[Dataset items]
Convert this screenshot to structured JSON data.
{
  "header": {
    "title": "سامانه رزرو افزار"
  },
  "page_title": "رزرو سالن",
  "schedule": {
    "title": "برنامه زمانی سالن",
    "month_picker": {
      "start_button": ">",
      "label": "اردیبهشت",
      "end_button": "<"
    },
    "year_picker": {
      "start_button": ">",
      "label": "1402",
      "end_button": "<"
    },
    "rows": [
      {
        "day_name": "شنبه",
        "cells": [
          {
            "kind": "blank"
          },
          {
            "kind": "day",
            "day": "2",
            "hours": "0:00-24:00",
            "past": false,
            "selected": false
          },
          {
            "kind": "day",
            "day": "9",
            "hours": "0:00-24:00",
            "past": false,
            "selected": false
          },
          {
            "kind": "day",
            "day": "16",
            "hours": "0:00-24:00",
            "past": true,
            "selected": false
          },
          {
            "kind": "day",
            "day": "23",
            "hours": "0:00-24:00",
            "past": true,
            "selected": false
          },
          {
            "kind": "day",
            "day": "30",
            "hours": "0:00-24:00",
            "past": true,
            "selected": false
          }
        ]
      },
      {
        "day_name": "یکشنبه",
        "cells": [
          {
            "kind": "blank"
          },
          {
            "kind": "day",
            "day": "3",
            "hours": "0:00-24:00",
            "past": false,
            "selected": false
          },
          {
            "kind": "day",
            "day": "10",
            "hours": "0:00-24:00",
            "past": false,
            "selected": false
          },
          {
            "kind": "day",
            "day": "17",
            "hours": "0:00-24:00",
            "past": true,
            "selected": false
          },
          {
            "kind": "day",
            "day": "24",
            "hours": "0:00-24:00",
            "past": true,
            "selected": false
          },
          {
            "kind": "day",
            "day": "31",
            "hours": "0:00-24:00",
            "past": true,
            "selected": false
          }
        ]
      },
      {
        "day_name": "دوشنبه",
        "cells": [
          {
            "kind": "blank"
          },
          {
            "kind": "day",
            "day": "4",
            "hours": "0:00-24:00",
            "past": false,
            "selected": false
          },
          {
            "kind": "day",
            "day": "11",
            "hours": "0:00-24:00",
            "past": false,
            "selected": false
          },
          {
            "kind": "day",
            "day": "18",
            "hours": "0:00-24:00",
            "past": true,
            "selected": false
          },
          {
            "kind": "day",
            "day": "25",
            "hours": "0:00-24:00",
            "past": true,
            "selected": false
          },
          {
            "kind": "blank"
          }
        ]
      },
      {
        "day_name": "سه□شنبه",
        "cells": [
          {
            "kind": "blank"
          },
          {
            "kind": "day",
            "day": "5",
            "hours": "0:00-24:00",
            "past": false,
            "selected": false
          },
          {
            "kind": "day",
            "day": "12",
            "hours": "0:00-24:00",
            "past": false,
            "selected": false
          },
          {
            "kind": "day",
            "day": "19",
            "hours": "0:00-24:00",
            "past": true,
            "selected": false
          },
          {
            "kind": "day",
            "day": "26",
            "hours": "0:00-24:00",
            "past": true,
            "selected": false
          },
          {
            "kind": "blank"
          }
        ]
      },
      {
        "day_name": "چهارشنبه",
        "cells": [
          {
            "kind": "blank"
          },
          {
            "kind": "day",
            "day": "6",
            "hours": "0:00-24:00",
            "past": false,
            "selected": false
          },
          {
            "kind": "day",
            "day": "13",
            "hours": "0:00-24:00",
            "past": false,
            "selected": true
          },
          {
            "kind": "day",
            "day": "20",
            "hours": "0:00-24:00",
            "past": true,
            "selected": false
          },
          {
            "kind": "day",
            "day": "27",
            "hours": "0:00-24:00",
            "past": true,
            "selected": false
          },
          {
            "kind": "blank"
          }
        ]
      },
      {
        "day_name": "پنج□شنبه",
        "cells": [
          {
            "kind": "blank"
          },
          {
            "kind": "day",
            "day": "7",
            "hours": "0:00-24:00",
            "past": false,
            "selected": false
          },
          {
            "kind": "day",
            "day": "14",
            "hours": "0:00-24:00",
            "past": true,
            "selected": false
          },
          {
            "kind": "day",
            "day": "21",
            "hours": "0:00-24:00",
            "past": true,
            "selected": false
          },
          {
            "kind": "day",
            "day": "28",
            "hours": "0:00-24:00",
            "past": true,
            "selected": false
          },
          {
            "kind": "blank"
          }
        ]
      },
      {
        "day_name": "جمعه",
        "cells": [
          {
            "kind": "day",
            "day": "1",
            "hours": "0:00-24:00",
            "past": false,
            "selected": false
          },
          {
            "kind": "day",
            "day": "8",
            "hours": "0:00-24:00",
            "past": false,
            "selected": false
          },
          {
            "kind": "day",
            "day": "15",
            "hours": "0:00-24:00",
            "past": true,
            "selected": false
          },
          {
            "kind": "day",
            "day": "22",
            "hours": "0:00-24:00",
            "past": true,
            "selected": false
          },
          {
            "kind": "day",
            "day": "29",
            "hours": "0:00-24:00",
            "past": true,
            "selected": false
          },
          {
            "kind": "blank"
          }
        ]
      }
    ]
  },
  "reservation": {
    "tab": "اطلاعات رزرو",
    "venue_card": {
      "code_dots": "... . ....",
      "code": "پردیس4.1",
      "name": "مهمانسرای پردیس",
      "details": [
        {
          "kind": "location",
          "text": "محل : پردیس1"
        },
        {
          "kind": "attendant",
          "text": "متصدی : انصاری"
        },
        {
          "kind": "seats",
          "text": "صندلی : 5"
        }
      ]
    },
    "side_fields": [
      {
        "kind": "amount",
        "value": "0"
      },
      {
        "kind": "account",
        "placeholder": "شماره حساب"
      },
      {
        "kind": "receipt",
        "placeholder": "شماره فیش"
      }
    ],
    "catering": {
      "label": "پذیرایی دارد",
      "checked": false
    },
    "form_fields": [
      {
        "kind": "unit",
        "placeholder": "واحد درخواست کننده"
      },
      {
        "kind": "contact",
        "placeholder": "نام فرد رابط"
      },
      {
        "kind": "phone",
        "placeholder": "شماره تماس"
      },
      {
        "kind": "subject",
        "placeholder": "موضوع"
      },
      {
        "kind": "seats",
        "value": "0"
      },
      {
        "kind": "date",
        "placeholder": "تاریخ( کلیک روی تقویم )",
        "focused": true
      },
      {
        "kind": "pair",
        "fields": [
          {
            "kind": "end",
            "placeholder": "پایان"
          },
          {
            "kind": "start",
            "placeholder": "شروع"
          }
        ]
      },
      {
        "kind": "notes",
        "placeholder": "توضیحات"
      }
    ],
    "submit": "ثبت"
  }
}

**DO THIS**
Return every entry exactly as given.

**RIGHT ANSWER**
Convert this screenshot to structured JSON data.
{
  "header": {
    "title": "سامانه رزرو افزار"
  },
  "page_title": "رزرو سالن",
  "schedule": {
    "title": "برنامه زمانی سالن",
    "month_picker": {
      "start_button": ">",
      "label": "اردیبهشت",
      "end_button": "<"
    },
    "year_picker": {
      "start_button": ">",
      "label": "1402",
      "end_button": "<"
    },
    "rows": [
      {
        "day_name": "شنبه",
        "cells": [
          {
            "kind": "blank"
          },
          {
            "kind": "day",
            "day": "2",
            "hours": "0:00-24:00",
            "past": false,
            "selected": false
          },
          {
            "kind": "day",
            "day": "9",
            "hours": "0:00-24:00",
            "past": false,
            "selected": false
          },
          {
            "kind": "day",
            "day": "16",
            "hours": "0:00-24:00",
            "past": true,
            "selected": false
          },
          {
            "kind": "day",
            "day": "23",
            "hours": "0:00-24:00",
            "past": true,
            "selected": false
          },
          {
            "kind": "day",
            "day": "30",
            "hours": "0:00-24:00",
            "past": true,
            "selected": false
          }
        ]
      },
      {
        "day_name": "یکشنبه",
        "cells": [
          {
            "kind": "blank"
          },
          {
            "kind": "day",
            "day": "3",
            "hours": "0:00-24:00",
            "past": false,
            "selected": false
          },
          {
            "kind": "day",
            "day": "10",
            "hours": "0:00-24:00",
            "past": false,
            "selected": false
          },
          {
            "kind": "day",
            "day": "17",
            "hours": "0:00-24:00",
            "past": true,
            "selected": false
          },
          {
            "kind": "day",
            "day": "24",
            "hours": "0:00-24:00",
            "past": true,
            "selected": false
          },
          {
            "kind": "day",
            "day": "31",
            "hours": "0:00-24:00",
            "past": true,
            "selected": false
          }
        ]
      },
      {
        "day_name": "دوشنبه",
        "cells": [
          {
            "kind": "blank"
          },
          {
            "kind": "day",
            "day": "4",
            "hours": "0:00-24:00",
            "past": false,
            "selected": false
          },
          {
            "kind": "day",
            "day": "11",
            "hours": "0:00-24:00",
            "past": false,
            "selected": false
          },
          {
            "kind": "day",
            "day": "18",
            "hours": "0:00-24:00",
            "past": true,
            "selected": false
          },
          {
            "kind": "day",
            "day": "25",
            "hours": "0:00-24:00",
            "past": true,
            "selected": false
          },
          {
            "kind": "blank"
          }
        ]
      },
      {
        "day_name": "سه□شنبه",
        "cells": [
          {
            "kind": "blank"
          },
          {
            "kind": "day",
            "day": "5",
            "hours": "0:00-24:00",
            "past": false,
            "selected": false
          },
          {
            "kind": "day",
            "day": "12",
            "hours": "0:00-24:00",
            "past": false,
            "selected": false
          },
          {
            "kind": "day",
            "day": "19",
            "hours": "0:00-24:00",
            "past": true,
            "selected": false
          },
          {
            "kind": "day",
            "day": "26",
            "hours": "0:00-24:00",
            "past": true,
            "selected": false
          },
          {
            "kind": "blank"
          }
        ]
      },
      {
        "day_name": "چهارشنبه",
        "cells": [
          {
            "kind": "blank"
          },
          {
            "kind": "day",
            "day": "6",
            "hours": "0:00-24:00",
            "past": false,
            "selected": false
          },
          {
            "kind": "day",
            "day": "13",
            "hours": "0:00-24:00",
            "past": false,
            "selected": true
          },
          {
            "kind": "day",
            "day": "20",
            "hours": "0:00-24:00",
            "past": true,
            "selected": false
          },
          {
            "kind": "day",
            "day": "27",
            "hours": "0:00-24:00",
            "past": true,
            "selected": false
          },
          {
            "kind": "blank"
          }
        ]
      },
      {
        "day_name": "پنج□شنبه",
        "cells": [
          {
            "kind": "blank"
          },
          {
            "kind": "day",
            "day": "7",
            "hours": "0:00-24:00",
            "past": false,
            "selected": false
          },
          {
            "kind": "day",
            "day": "14",
            "hours": "0:00-24:00",
            "past": true,
            "selected": false
          },
          {
            "kind": "day",
            "day": "21",
            "hours": "0:00-24:00",
            "past": true,
            "selected": false
          },
          {
            "kind": "day",
            "day": "28",
            "hours": "0:00-24:00",
            "past": true,
            "selected": false
          },
          {
            "kind": "blank"
          }
        ]
      },
      {
        "day_name": "جمعه",
        "cells": [
          {
            "kind": "day",
            "day": "1",
            "hours": "0:00-24:00",
            "past": false,
            "selected": false
          },
          {
            "kind": "day",
            "day": "8",
            "hours": "0:00-24:00",
            "past": false,
            "selected": false
          },
          {
            "kind": "day",
            "day": "15",
            "hours": "0:00-24:00",
            "past": true,
            "selected": false
          },
          {
            "kind": "day",
            "day": "22",
            "hours": "0:00-24:00",
            "past": true,
            "selected": false
          },
          {
            "kind": "day",
            "day": "29",
            "hours": "0:00-24:00",
            "past": true,
            "selected": false
          },
          {
            "kind": "blank"
          }
        ]
      }
    ]
  },
  "reservation": {
    "tab": "اطلاعات رزرو",
    "venue_card": {
      "code_dots": "... . ....",
      "code": "پردیس4.1",
      "name": "مهمانسرای پردیس",
      "details": [
        {
          "kind": "location",
          "text": "محل : پردیس1"
        },
        {
          "kind": "attendant",
          "text": "متصدی : انصاری"
        },
        {
          "kind": "seats",
          "text": "صندلی : 5"
        }
      ]
    },
    "side_fields": [
      {
        "kind": "amount",
        "value": "0"
      },
      {
        "kind": "account",
        "placeholder": "شماره حساب"
      },
      {
        "kind": "receipt",
        "placeholder": "شماره فیش"
      }
    ],
    "catering": {
      "label": "پذیرایی دارد",
      "checked": false
    },
    "form_fields": [
      {
        "kind": "unit",
        "placeholder": "واحد درخواست کننده"
      },
      {
        "kind": "contact",
        "placeholder": "نام فرد رابط"
      },
      {
        "kind": "phone",
        "placeholder": "شماره تماس"
      },
      {
        "kind": "subject",
        "placeholder": "موضوع"
      },
      {
        "kind": "seats",
        "value": "0"
      },
      {
        "kind": "date",
        "placeholder": "تاریخ( کلیک روی تقویم )",
        "focused": true
      },
      {
        "kind": "pair",
        "fields": [
          {
            "kind": "end",
            "placeholder": "پایان"
          },
          {
            "kind": "start",
            "placeholder": "شروع"
          }
        ]
      },
      {
        "kind": "notes",
        "placeholder": "توضیحات"
      }
    ],
    "submit": "ثبت"
  }
}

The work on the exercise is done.